** begin RECORD LIST **

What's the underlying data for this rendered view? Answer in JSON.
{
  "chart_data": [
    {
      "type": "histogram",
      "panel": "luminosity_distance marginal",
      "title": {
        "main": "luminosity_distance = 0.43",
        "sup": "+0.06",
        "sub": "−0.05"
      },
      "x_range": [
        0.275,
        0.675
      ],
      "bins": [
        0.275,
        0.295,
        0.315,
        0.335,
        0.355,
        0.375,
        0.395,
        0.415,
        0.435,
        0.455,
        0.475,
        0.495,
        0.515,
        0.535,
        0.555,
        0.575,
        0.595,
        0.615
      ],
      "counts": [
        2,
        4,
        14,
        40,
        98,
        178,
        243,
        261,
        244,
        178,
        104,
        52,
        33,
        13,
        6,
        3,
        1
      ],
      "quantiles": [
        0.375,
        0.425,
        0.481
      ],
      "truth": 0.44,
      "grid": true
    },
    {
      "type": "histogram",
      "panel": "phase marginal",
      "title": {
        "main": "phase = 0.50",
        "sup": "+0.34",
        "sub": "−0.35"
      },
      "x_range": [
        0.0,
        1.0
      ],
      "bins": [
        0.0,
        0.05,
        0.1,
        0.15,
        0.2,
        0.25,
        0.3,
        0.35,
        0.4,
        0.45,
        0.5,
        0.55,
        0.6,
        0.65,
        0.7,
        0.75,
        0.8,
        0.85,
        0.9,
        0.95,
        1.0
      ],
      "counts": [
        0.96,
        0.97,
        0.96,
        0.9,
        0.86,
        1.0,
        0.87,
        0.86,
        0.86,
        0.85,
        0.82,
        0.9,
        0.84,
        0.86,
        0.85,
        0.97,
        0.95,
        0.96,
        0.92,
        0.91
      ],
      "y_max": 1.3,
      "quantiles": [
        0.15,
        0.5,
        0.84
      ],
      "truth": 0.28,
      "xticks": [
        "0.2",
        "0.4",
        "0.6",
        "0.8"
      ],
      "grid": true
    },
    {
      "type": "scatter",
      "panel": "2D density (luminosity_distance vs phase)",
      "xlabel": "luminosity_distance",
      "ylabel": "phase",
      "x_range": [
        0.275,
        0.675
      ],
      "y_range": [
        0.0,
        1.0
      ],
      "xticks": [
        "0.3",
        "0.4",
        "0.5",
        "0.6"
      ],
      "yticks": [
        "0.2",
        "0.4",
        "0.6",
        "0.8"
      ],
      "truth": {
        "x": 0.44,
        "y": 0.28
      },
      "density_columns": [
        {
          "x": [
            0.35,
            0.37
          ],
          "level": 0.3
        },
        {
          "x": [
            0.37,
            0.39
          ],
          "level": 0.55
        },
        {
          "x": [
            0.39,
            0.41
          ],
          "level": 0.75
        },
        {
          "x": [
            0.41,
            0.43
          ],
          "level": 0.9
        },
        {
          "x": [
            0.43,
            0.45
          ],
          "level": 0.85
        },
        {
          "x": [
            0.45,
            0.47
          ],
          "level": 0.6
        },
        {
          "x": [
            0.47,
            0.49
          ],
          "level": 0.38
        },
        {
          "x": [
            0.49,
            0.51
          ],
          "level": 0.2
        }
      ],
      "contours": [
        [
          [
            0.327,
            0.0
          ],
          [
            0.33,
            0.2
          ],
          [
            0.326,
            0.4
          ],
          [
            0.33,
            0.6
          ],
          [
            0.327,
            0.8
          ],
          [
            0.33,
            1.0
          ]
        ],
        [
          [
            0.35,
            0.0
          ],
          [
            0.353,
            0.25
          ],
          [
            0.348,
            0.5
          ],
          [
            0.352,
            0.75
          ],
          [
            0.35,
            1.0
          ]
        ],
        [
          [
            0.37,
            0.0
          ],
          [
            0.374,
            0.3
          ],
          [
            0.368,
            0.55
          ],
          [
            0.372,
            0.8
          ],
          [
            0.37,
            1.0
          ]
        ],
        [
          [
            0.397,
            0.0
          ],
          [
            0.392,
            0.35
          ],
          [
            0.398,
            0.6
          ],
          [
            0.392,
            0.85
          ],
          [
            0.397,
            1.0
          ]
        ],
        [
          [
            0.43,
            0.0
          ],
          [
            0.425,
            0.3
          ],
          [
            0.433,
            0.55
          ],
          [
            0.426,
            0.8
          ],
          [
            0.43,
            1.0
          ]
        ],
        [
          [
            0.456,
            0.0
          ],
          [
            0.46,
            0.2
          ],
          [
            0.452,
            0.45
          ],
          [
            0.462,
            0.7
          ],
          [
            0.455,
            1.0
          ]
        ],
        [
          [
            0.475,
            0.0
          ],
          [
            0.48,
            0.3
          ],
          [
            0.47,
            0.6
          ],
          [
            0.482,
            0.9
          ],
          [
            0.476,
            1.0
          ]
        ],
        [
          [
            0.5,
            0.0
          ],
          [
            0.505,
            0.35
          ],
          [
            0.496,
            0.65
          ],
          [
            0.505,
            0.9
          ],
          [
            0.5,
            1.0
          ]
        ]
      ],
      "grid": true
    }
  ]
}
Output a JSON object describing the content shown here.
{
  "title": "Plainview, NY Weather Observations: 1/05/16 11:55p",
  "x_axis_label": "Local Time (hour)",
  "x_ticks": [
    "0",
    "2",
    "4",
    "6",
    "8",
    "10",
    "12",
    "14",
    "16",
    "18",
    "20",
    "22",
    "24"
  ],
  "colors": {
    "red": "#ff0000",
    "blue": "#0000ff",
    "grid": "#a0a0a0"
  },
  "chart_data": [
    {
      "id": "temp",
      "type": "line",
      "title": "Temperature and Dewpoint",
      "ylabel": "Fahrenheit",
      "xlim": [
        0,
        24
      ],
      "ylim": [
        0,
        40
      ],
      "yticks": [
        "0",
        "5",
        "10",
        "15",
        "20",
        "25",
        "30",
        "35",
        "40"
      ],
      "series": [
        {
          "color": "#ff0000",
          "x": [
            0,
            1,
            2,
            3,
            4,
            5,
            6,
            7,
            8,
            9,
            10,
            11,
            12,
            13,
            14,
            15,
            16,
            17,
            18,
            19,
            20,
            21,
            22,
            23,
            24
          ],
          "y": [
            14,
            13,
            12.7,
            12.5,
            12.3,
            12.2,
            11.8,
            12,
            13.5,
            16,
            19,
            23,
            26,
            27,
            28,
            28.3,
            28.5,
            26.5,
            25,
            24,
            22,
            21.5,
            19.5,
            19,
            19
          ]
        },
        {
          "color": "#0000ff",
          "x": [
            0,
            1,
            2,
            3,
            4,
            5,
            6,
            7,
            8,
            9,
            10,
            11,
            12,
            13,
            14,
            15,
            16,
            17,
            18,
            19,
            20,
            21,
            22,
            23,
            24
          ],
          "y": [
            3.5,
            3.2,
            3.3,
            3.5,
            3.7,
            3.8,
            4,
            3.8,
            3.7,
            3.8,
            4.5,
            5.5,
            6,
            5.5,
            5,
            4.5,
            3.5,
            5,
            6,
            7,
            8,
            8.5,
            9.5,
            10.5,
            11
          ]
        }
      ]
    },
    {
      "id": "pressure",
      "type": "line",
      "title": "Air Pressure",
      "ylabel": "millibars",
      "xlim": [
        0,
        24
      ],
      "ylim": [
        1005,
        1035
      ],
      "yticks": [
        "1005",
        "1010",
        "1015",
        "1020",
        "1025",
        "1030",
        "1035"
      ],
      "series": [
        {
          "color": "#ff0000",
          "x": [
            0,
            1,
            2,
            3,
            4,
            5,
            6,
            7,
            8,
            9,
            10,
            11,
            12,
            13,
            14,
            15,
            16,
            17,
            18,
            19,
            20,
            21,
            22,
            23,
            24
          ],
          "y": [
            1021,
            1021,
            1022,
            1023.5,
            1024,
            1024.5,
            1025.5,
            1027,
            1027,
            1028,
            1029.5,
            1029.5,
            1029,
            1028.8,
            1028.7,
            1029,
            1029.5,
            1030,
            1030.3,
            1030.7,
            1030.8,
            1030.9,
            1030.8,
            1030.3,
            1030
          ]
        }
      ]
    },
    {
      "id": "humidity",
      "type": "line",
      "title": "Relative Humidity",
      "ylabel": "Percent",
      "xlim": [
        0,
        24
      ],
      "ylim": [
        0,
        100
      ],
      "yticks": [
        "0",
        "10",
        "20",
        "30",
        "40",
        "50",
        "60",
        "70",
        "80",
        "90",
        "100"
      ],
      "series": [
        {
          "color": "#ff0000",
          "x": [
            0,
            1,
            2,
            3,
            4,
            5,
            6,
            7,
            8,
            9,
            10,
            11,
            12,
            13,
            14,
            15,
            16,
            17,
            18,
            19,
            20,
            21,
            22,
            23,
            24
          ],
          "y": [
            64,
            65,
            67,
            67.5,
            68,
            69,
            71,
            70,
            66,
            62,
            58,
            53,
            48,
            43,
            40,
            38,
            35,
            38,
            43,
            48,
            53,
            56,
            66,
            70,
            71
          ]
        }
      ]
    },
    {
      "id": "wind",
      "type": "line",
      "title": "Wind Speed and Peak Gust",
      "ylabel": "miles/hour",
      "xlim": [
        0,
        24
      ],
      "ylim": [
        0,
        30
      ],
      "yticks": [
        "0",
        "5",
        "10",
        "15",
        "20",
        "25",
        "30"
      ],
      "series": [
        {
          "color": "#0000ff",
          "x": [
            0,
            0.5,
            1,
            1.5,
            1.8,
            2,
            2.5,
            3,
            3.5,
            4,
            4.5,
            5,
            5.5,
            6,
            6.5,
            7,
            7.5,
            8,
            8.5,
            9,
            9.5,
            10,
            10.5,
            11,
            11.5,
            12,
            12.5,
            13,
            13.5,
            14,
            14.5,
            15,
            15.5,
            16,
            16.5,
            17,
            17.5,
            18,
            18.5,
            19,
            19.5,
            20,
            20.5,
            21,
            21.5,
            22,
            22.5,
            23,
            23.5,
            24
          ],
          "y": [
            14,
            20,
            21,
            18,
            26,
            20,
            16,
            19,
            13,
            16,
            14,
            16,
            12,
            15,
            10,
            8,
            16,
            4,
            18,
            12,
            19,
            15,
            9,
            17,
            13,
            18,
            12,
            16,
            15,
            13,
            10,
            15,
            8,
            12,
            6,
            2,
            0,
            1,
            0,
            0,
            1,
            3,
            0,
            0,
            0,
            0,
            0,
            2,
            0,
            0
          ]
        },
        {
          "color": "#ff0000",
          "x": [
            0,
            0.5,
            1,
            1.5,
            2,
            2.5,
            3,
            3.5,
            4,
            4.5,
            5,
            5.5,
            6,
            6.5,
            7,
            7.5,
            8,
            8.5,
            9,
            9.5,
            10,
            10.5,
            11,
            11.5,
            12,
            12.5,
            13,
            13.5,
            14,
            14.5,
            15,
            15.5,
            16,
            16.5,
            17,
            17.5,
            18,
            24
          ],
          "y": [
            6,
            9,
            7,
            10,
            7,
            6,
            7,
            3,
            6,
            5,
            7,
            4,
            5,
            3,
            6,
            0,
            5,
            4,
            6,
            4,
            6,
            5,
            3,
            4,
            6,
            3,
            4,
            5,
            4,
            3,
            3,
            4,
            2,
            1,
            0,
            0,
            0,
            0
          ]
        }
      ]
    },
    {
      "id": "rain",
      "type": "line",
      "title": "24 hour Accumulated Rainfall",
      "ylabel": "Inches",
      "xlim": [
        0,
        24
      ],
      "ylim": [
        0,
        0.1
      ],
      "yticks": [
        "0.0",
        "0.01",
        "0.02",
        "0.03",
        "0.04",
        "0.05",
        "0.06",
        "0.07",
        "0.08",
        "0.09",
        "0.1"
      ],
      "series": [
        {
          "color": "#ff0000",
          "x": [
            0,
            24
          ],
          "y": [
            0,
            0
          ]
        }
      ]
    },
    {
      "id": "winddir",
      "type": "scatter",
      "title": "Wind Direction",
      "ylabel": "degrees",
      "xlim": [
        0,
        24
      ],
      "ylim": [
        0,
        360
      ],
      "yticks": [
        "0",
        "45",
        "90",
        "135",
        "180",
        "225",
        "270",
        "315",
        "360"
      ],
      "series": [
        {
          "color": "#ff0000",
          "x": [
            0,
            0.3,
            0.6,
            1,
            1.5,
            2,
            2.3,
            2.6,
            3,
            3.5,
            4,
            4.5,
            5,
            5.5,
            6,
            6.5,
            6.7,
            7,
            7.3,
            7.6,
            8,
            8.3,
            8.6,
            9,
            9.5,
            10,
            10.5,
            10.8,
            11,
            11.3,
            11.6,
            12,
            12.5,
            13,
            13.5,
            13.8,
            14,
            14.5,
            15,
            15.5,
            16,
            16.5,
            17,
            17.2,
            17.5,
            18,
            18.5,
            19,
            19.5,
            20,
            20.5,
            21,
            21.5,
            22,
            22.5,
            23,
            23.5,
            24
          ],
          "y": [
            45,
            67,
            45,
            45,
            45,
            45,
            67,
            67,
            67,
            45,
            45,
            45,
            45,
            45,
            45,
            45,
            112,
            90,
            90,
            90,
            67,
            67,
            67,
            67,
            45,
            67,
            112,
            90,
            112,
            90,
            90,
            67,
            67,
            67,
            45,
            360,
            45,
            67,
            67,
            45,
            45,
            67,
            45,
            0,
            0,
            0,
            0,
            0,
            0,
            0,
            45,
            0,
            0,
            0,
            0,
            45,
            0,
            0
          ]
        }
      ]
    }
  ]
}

** end RECORD LIST **

GOAL: Look above for lines with the word "JSON" and copy them all.

RESULT OF THIS EXERCISE:
What's the underlying data for this rendered view? Answer in JSON.
Output a JSON object describing the content shown here.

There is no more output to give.